(Recorded data)
┌──
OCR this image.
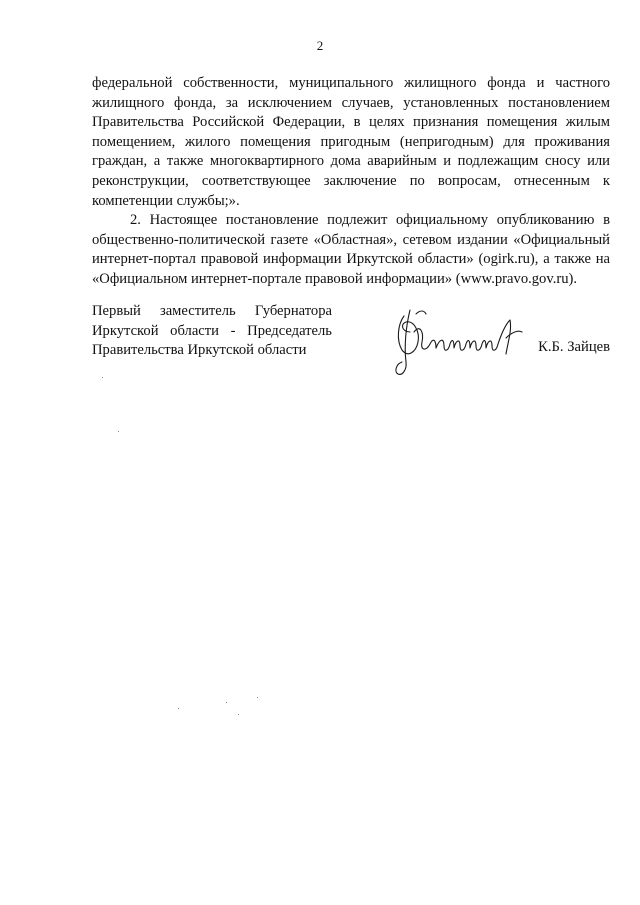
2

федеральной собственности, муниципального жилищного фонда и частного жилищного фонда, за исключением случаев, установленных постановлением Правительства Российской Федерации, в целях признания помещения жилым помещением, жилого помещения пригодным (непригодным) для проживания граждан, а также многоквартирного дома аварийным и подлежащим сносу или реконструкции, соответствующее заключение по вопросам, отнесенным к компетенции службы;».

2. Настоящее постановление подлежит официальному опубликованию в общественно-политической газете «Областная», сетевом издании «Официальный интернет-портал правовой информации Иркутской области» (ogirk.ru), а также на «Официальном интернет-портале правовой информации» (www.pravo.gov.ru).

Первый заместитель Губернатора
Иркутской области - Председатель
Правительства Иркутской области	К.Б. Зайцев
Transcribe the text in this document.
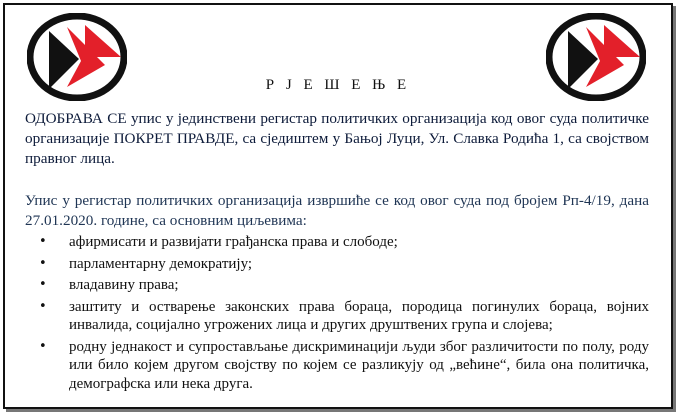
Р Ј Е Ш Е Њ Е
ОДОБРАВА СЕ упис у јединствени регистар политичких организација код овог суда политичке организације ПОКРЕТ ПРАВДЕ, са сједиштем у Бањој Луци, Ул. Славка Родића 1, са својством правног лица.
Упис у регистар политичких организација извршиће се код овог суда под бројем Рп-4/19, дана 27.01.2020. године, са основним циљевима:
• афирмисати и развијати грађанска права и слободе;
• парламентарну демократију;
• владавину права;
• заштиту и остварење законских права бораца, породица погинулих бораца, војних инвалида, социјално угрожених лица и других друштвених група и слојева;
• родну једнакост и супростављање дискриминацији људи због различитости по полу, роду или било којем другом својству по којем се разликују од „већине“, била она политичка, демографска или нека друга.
└──
- [What is asked]: Print the lines from the one that contains "Transcribe the text in this document." through the last line of the data, exactly and in full, and no other lines. Pictures are not part of the copy.

- [Result]:
Transcribe the text in this document.
Р Ј Е Ш Е Њ Е
ОДОБРАВА СЕ упис у јединствени регистар политичких организација код овог суда политичке организације ПОКРЕТ ПРАВДЕ, са сједиштем у Бањој Луци, Ул. Славка Родића 1, са својством правног лица.
Упис у регистар политичких организација извршиће се код овог суда под бројем Рп-4/19, дана 27.01.2020. године, са основним циљевима:
• афирмисати и развијати грађанска права и слободе;
• парламентарну демократију;
• владавину права;
• заштиту и остварење законских права бораца, породица погинулих бораца, војних инвалида, социјално угрожених лица и других друштвених група и слојева;
• родну једнакост и супростављање дискриминацији људи због различитости по полу, роду или било којем другом својству по којем се разликују од „већине“, била она политичка, демографска или нека друга.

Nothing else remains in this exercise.